• _Provided data_:
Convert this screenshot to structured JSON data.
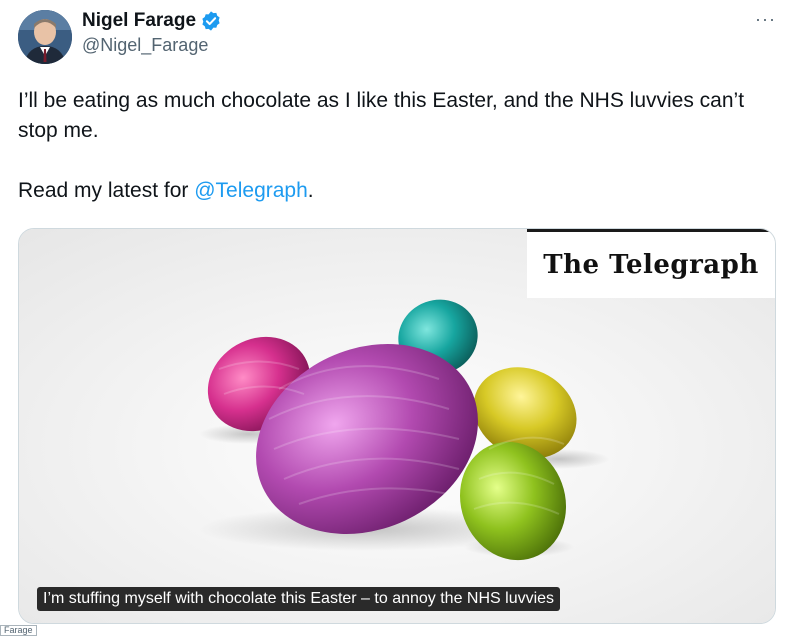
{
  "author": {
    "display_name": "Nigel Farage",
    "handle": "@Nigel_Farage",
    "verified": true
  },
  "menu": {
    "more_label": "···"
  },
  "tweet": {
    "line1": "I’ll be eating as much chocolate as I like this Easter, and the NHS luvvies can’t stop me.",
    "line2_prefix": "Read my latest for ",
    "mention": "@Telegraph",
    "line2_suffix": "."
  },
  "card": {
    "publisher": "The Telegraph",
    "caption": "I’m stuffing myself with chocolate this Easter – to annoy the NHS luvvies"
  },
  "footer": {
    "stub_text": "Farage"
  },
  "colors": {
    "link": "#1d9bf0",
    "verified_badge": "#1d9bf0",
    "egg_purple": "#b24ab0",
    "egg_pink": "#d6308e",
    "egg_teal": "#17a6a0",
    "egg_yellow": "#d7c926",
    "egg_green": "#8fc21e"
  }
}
--
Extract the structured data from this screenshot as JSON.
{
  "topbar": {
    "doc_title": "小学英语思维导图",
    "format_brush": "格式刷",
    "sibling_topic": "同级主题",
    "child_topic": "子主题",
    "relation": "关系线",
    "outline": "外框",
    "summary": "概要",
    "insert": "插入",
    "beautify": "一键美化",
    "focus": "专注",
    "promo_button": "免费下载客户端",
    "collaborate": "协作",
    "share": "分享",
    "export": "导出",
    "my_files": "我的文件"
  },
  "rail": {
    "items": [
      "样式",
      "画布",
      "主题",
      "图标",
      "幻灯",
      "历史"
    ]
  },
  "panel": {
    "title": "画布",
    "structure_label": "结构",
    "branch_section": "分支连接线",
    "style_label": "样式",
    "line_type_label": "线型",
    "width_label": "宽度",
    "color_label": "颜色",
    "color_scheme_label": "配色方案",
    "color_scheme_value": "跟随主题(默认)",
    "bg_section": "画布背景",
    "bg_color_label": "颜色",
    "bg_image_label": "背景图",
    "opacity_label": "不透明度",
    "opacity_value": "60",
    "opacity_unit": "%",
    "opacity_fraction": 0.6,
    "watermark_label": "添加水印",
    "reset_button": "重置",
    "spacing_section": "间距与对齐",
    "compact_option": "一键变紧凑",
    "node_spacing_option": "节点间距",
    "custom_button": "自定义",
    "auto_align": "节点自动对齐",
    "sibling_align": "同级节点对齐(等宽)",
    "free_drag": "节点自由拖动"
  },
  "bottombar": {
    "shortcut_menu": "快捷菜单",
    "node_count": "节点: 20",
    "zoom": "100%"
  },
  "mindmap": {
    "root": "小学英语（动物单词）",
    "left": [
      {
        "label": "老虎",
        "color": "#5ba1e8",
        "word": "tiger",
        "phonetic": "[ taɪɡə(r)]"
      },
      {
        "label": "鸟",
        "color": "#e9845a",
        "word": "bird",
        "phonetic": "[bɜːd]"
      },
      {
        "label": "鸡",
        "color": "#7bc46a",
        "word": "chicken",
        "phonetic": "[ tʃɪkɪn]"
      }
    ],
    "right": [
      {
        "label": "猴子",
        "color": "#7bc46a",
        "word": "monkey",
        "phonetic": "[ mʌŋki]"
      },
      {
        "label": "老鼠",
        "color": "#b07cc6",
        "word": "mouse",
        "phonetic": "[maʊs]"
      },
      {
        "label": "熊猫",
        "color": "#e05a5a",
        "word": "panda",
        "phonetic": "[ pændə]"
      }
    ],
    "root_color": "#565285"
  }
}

• _What the task asks_: Identify the lines in the entries above that contain "chocolate", then copy them out.

• _Task response_:
    "line1": "I’ll be eating as much chocolate as I like this Easter, and the NHS luvvies can’t stop me.",
    "caption": "I’m stuffing myself with chocolate this Easter – to annoy the NHS luvvies"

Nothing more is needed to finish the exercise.